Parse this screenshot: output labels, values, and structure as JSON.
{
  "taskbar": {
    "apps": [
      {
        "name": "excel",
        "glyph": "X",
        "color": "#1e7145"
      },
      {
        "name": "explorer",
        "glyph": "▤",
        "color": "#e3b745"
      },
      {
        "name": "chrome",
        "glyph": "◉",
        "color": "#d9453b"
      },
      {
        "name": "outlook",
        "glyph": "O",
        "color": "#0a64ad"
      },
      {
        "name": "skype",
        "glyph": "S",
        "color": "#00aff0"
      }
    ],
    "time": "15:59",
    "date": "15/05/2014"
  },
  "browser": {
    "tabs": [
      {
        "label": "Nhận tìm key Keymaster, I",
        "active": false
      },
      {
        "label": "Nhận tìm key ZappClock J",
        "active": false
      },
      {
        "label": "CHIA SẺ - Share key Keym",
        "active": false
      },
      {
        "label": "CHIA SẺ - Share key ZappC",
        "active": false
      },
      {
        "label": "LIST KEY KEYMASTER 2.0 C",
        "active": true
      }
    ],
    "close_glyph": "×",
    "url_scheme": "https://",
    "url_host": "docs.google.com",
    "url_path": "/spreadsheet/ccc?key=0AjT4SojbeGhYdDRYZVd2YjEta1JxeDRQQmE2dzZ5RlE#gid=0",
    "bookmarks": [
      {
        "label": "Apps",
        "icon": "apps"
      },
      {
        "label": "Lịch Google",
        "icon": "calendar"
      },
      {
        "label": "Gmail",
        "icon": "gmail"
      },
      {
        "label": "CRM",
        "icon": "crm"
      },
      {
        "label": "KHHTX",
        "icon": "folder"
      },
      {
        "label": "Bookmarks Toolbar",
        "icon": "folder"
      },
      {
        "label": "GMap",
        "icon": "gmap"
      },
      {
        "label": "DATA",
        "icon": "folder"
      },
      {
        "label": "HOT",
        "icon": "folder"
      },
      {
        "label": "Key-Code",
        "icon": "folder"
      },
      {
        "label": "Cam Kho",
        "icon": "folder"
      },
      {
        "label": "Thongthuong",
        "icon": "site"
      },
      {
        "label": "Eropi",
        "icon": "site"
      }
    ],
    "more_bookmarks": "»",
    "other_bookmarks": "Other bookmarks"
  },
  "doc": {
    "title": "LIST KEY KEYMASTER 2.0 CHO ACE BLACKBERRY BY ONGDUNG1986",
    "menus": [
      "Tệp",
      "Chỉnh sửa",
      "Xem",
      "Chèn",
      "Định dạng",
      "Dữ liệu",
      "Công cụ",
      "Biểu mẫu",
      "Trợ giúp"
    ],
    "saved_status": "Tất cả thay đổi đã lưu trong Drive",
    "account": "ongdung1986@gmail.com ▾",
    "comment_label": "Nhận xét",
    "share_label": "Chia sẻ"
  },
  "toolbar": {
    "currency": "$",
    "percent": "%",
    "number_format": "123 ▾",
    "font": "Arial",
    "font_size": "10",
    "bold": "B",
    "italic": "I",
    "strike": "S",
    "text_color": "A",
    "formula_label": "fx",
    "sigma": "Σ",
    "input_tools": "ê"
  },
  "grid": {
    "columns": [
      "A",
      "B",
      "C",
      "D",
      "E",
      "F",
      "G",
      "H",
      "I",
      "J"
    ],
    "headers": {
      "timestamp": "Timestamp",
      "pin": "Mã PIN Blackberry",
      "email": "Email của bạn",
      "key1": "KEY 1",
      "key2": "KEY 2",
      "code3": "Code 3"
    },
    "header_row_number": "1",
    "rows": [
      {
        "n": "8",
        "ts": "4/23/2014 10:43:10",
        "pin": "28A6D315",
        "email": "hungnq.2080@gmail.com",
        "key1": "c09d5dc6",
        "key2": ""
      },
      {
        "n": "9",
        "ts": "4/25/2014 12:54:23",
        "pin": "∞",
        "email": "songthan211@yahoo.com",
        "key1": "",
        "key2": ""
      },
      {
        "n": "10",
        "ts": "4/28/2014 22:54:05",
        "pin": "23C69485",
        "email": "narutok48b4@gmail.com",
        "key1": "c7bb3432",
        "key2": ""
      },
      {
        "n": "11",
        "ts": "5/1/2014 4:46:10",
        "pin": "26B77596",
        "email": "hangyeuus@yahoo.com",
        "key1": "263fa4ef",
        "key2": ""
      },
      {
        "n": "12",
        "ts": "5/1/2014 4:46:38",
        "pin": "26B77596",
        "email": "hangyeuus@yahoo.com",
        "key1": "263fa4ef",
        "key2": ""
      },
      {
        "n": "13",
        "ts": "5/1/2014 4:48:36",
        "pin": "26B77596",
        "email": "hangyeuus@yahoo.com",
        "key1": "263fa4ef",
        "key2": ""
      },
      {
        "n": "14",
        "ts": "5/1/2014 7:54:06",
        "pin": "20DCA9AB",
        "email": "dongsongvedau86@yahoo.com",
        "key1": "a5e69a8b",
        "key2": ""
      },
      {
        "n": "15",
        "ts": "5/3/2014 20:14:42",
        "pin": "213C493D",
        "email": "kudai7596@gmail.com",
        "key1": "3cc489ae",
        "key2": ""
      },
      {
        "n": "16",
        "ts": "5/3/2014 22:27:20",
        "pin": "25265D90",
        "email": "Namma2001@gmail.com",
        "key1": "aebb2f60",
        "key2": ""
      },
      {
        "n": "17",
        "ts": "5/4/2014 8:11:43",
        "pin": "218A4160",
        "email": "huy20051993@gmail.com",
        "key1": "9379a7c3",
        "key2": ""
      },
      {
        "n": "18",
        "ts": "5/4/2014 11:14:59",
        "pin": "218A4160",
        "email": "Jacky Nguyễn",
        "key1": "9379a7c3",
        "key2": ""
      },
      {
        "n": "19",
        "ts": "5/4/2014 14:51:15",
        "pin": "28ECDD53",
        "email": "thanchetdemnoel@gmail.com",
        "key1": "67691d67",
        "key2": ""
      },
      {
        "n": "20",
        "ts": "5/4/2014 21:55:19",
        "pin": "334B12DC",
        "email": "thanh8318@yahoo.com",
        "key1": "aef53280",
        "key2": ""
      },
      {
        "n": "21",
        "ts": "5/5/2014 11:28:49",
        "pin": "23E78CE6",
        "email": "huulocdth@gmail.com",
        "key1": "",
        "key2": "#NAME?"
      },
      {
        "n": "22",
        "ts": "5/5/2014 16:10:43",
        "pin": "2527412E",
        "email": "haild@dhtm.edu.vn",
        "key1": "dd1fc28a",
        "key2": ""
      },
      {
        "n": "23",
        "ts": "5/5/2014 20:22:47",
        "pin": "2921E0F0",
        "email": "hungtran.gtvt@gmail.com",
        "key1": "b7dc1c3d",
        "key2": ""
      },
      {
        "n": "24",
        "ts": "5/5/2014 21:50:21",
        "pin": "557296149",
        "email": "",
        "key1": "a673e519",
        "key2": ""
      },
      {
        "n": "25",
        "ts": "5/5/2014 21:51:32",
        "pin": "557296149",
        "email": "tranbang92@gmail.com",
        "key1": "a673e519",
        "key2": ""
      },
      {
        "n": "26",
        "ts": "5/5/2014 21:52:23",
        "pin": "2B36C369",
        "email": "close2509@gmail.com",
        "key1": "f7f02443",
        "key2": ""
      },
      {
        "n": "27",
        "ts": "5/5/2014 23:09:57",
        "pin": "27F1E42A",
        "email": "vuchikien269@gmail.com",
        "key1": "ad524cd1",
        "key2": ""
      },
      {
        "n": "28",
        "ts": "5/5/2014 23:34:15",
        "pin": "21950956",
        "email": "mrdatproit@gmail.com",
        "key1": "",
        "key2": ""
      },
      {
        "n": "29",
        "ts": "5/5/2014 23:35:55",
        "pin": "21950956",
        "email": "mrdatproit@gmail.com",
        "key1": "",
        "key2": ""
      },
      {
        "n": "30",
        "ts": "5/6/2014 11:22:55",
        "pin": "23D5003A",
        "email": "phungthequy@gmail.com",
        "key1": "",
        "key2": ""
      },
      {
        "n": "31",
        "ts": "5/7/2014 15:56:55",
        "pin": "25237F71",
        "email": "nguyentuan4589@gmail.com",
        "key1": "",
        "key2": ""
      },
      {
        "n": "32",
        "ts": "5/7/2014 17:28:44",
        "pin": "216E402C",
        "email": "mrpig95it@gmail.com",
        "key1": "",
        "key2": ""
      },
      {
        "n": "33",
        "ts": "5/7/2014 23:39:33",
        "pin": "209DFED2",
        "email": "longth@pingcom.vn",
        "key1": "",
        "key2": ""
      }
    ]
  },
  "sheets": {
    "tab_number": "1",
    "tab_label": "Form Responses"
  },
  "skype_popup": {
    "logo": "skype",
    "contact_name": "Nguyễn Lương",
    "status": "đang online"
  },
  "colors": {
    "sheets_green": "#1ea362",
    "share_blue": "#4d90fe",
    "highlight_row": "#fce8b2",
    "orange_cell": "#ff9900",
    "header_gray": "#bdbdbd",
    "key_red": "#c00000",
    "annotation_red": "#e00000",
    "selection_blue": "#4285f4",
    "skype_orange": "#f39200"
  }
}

******************************

#### Exercise task:
Return the lines of the records that include the string "Nguyễn".

#### Output for this exercise:
        "email": "Jacky Nguyễn",
    "contact_name": "Nguyễn Lương",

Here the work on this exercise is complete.